• [Entries taken from a collection]:
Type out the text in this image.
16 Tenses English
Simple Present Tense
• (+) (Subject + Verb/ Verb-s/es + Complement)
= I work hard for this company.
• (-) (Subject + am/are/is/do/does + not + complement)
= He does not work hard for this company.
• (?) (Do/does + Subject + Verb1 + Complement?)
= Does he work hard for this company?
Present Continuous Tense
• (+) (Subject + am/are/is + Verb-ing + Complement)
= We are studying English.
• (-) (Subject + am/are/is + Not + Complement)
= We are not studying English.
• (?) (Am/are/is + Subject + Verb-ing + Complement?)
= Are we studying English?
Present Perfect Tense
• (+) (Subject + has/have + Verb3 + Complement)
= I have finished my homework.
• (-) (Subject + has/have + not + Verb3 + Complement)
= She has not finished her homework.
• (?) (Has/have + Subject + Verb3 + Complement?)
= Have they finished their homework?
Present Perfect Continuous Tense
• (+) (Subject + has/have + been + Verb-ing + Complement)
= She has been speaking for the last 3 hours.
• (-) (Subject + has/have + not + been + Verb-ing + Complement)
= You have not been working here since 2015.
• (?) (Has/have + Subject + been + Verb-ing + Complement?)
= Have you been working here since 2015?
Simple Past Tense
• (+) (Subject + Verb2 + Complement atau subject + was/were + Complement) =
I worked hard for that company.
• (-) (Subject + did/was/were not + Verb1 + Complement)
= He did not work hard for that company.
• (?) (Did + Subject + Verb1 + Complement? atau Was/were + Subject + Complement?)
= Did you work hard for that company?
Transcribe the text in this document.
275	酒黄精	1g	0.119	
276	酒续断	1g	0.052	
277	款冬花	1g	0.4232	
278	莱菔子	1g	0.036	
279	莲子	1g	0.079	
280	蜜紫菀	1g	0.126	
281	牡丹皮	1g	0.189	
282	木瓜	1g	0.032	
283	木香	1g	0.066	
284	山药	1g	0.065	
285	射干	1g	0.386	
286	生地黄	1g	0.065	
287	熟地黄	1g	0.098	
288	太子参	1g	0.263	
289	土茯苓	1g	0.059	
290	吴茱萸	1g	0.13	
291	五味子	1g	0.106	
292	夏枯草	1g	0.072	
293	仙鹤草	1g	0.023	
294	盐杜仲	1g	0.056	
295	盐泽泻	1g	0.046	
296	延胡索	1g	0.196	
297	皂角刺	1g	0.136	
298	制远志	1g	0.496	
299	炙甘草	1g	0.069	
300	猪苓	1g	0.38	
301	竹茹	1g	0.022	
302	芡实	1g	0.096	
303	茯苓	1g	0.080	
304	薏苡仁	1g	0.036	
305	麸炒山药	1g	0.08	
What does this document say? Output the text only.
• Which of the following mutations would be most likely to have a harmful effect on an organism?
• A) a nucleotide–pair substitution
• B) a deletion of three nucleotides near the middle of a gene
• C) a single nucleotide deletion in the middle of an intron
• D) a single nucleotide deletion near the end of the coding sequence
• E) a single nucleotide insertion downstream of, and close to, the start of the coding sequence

• [Exercise requirements]:
Collect the lines that hold "been".

• [Result of this task]:
• (+) (Subject + has/have + been + Verb-ing + Complement)
= She has been speaking for the last 3 hours.
• (-) (Subject + has/have + not + been + Verb-ing + Complement)
= You have not been working here since 2015.
• (?) (Has/have + Subject + been + Verb-ing + Complement?)
= Have you been working here since 2015?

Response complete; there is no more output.